====== Input material ======

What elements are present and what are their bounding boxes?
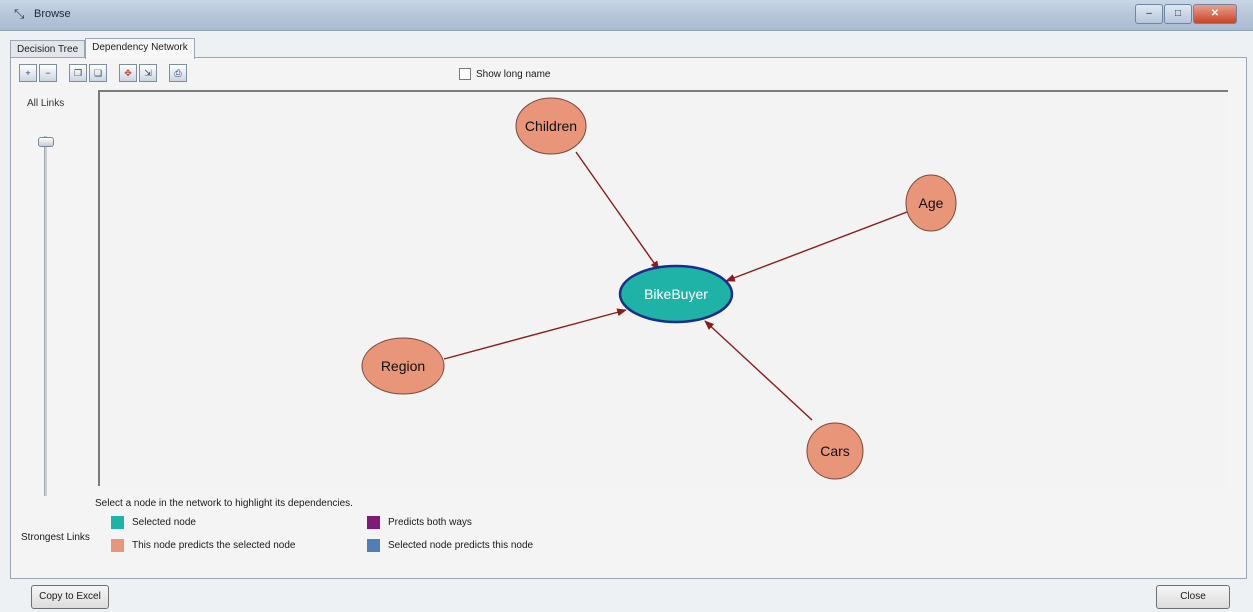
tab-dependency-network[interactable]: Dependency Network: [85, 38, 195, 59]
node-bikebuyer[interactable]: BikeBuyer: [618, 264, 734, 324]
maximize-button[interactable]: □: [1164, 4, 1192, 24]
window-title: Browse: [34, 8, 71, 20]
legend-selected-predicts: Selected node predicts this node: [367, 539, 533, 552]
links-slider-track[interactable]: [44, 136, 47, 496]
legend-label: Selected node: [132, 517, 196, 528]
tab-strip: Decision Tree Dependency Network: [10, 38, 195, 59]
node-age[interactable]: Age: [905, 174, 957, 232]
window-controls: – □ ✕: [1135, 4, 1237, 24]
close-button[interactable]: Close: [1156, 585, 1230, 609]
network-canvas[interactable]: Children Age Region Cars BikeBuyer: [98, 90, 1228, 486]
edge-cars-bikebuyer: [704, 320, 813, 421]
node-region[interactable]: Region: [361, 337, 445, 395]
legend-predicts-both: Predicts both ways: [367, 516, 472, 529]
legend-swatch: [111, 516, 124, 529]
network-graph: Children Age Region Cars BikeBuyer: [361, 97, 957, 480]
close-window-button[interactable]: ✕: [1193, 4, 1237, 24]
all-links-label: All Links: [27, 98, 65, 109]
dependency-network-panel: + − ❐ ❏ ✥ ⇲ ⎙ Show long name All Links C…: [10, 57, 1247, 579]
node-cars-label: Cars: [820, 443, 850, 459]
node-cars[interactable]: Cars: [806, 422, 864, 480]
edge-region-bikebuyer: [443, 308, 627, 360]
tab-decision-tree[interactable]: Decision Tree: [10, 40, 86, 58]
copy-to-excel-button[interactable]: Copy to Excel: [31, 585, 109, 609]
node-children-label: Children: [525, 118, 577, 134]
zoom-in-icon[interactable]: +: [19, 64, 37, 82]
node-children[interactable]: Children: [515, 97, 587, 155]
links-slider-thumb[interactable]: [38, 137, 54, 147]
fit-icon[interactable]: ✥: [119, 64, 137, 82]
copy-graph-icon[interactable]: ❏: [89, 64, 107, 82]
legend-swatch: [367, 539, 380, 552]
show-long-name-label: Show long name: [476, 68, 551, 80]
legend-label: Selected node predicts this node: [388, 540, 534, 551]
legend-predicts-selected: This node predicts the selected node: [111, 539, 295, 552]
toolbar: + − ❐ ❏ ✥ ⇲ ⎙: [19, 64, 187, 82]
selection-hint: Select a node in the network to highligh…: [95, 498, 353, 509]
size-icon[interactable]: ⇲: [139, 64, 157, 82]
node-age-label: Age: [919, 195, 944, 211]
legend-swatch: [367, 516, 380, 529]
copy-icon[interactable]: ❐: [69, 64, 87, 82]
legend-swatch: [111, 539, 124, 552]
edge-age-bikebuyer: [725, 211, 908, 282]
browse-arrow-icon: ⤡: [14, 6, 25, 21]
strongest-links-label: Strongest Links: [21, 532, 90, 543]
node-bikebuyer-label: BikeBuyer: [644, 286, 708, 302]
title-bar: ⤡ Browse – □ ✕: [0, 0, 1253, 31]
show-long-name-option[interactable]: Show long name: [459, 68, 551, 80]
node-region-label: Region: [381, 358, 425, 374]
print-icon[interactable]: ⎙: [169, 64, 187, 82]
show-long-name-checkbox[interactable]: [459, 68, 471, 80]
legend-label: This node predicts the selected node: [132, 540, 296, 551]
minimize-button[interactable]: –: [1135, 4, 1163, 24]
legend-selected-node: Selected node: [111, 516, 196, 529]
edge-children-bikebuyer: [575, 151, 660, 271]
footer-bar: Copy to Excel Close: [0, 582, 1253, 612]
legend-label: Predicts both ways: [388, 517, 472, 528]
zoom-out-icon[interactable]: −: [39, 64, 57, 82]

======

## Aim
Reproduce the lines of the material above, starting with the line that contains "[85, 38, 195, 59]" and continuing through the line that contains "window-title: Browse: [34, 8, 71, 20]".

## Result of this exercise
tab-dependency-network[interactable]: Dependency Network: [85, 38, 195, 59]
node-bikebuyer[interactable]: BikeBuyer: [618, 264, 734, 324]
maximize-button[interactable]: □: [1164, 4, 1192, 24]
window-title: Browse: [34, 8, 71, 20]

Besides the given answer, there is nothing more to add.